• **Instructions for the task**
Put the records into a Markdown table with the columns Number and Entry. Begin at the first line and stop after the line that contains "pulse-50-on [582,159,719,190]", numbering each row and leaving out blank lines.

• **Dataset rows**
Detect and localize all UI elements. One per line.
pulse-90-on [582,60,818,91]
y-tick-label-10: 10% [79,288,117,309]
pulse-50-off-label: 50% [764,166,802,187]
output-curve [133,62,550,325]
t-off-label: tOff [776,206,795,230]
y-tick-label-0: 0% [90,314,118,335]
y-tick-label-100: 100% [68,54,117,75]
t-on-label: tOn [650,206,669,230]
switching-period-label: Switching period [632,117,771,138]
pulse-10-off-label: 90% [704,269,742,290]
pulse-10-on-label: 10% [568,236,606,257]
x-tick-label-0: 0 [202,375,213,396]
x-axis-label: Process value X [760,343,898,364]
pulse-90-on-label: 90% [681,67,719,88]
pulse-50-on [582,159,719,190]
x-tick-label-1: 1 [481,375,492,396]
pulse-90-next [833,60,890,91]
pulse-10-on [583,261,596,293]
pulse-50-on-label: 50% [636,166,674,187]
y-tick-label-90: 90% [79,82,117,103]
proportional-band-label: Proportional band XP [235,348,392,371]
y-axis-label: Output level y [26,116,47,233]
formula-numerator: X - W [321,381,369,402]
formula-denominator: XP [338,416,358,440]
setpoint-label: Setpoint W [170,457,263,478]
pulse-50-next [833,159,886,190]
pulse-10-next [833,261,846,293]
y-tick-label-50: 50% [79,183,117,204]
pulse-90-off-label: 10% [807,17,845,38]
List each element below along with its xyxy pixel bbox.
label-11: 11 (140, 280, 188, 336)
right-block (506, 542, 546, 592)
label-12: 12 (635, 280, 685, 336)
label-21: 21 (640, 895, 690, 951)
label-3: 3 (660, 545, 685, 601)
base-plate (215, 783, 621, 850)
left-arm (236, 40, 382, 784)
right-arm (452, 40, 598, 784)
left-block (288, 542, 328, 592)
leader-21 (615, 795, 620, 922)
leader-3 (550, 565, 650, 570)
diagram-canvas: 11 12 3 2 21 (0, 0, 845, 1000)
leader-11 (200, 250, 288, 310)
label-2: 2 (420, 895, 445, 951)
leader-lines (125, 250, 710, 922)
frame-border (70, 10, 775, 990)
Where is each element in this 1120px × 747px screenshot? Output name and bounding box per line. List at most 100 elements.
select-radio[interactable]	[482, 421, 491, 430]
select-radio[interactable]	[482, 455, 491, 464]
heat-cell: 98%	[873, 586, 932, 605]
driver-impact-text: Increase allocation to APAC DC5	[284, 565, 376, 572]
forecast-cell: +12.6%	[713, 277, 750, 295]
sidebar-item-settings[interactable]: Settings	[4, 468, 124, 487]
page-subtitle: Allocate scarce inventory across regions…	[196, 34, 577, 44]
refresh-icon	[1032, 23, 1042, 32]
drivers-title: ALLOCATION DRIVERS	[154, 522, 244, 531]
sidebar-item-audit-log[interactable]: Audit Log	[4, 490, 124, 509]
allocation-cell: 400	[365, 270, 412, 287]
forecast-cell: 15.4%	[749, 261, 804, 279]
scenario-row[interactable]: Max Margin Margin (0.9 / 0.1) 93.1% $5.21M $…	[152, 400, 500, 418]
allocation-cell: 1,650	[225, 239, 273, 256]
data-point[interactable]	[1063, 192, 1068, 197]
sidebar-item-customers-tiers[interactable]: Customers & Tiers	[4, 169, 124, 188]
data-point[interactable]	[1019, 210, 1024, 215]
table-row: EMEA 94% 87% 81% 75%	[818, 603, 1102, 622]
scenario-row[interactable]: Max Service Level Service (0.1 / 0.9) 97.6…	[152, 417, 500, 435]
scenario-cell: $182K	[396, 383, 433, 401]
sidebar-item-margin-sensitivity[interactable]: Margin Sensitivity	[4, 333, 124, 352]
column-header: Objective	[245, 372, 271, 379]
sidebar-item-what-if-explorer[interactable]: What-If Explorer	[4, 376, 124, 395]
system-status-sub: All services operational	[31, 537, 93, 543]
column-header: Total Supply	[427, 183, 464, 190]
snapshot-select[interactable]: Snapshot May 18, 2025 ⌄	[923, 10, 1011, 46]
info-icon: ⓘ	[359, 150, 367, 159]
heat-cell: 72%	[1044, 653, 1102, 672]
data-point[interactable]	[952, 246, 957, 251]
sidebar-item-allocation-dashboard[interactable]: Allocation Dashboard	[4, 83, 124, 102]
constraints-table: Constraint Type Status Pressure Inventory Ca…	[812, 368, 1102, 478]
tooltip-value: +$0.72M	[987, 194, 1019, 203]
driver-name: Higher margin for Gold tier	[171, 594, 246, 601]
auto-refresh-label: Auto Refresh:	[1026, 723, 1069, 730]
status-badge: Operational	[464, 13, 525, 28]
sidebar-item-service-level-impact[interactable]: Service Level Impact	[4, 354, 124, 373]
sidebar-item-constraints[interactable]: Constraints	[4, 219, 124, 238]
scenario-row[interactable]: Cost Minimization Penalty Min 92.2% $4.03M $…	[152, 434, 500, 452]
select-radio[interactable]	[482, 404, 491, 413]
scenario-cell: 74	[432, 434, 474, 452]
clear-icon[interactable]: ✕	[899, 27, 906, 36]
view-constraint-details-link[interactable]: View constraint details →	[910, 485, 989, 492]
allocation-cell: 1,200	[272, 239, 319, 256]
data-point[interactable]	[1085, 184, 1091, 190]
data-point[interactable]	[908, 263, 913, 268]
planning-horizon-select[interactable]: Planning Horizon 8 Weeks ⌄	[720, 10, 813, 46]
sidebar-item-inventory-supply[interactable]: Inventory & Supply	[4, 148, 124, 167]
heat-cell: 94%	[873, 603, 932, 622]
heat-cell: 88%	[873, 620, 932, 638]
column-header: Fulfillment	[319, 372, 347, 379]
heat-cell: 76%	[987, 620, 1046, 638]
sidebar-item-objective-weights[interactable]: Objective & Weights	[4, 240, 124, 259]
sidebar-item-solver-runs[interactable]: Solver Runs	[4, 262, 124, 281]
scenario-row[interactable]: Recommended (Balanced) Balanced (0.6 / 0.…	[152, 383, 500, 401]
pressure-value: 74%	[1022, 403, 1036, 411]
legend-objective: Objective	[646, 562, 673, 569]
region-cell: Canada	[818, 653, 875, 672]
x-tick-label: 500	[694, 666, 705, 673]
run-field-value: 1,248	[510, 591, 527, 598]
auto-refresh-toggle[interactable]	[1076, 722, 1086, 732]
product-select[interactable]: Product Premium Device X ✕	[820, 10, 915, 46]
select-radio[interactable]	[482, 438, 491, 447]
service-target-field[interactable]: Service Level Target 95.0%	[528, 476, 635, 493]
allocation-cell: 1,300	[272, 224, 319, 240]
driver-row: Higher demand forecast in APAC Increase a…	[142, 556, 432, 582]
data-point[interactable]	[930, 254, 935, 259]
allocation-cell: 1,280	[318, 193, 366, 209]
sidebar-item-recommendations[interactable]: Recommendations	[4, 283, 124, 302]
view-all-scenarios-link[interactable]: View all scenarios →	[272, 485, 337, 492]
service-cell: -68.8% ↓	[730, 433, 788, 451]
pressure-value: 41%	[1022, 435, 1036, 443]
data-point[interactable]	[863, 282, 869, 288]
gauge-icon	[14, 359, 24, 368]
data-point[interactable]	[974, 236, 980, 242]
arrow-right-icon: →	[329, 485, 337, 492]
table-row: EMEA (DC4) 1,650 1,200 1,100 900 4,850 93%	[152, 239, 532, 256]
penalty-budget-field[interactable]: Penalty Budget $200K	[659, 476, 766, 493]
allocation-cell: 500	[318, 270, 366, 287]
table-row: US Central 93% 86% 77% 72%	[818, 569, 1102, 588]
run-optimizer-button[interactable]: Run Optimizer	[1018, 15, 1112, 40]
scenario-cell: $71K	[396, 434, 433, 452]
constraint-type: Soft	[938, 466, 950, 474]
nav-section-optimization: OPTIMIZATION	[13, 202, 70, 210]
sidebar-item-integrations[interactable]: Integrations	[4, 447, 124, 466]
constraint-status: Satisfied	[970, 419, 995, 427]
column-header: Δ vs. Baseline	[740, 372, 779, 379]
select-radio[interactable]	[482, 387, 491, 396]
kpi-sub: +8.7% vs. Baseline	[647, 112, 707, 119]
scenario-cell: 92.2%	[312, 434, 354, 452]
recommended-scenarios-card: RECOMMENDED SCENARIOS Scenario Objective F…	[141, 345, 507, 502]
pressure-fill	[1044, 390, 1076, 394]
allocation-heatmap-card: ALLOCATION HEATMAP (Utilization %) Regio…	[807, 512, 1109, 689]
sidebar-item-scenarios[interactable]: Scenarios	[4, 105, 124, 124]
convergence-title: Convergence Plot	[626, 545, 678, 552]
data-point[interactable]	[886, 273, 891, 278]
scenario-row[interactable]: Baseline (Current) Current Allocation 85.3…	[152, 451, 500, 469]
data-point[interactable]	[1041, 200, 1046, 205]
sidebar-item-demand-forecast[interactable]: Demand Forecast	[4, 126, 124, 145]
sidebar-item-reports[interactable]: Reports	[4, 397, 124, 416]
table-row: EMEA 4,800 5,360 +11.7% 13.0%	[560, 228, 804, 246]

• **Response to this exercise**
| Number | Entry |
|---|---|
| 1 | Detect and localize all UI elements. One per line. |
| 2 | pulse-90-on [582,60,818,91] |
| 3 | y-tick-label-10: 10% [79,288,117,309] |
| 4 | pulse-50-off-label: 50% [764,166,802,187] |
| 5 | output-curve [133,62,550,325] |
| 6 | t-off-label: tOff [776,206,795,230] |
| 7 | y-tick-label-0: 0% [90,314,118,335] |
| 8 | y-tick-label-100: 100% [68,54,117,75] |
| 9 | t-on-label: tOn [650,206,669,230] |
| 10 | switching-period-label: Switching period [632,117,771,138] |
| 11 | pulse-10-off-label: 90% [704,269,742,290] |
| 12 | pulse-10-on-label: 10% [568,236,606,257] |
| 13 | x-tick-label-0: 0 [202,375,213,396] |
| 14 | x-axis-label: Process value X [760,343,898,364] |
| 15 | pulse-90-on-label: 90% [681,67,719,88] |
| 16 | pulse-50-on [582,159,719,190] |